### Work instructions
Return all lines from the entries below in which the word "Sciences" is present.

• • • •

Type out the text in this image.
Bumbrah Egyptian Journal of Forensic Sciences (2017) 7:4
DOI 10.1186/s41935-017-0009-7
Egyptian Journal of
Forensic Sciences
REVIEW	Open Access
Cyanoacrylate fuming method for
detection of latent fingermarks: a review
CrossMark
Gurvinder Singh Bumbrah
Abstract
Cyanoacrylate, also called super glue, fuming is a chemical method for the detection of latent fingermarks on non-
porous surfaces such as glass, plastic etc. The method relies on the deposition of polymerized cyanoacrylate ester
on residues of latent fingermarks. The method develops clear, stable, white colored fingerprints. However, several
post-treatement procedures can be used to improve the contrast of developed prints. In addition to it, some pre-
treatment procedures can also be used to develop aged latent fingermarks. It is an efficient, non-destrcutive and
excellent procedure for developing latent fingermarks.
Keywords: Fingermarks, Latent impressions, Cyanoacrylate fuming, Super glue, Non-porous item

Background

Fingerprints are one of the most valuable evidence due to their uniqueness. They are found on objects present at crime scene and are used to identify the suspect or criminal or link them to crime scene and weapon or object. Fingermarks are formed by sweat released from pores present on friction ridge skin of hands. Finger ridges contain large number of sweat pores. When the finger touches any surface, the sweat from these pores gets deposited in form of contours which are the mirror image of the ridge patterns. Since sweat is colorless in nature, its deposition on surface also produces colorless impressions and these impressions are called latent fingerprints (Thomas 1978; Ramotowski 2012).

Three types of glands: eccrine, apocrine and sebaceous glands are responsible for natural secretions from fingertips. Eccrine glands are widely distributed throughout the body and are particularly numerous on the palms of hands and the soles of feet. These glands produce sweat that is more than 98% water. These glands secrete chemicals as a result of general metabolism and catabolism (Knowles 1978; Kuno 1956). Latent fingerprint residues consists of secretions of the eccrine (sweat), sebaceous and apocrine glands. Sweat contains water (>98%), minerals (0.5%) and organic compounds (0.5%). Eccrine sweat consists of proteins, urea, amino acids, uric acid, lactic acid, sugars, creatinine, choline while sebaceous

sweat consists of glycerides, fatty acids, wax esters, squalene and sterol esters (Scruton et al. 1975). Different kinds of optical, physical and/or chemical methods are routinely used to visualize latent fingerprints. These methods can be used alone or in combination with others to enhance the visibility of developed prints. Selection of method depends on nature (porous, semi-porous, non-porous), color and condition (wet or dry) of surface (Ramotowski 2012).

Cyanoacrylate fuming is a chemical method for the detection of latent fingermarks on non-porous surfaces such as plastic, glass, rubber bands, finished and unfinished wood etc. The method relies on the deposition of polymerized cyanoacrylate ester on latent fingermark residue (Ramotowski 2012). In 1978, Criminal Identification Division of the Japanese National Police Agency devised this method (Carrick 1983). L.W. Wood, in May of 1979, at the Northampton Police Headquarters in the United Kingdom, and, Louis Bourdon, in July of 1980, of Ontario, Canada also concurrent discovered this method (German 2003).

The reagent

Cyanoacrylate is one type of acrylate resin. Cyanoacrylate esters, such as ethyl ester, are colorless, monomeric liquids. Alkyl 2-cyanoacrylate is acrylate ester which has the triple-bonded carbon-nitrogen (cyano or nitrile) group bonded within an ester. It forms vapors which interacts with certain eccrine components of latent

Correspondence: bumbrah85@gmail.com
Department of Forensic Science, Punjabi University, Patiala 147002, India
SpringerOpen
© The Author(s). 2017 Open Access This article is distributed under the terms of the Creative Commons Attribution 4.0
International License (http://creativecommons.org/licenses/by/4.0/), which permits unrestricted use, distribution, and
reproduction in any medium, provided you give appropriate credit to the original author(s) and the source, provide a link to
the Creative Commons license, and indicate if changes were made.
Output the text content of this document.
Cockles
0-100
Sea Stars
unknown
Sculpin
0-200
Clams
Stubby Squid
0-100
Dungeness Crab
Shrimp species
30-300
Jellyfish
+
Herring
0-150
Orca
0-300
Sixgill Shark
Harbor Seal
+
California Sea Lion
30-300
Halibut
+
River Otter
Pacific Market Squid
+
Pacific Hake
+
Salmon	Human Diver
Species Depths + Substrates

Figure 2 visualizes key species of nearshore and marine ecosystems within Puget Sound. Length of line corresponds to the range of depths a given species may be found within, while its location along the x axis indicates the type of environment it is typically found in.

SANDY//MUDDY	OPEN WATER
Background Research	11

• • • •

### Expected answer
Bumbrah Egyptian Journal of Forensic Sciences (2017) 7:4
Forensic Sciences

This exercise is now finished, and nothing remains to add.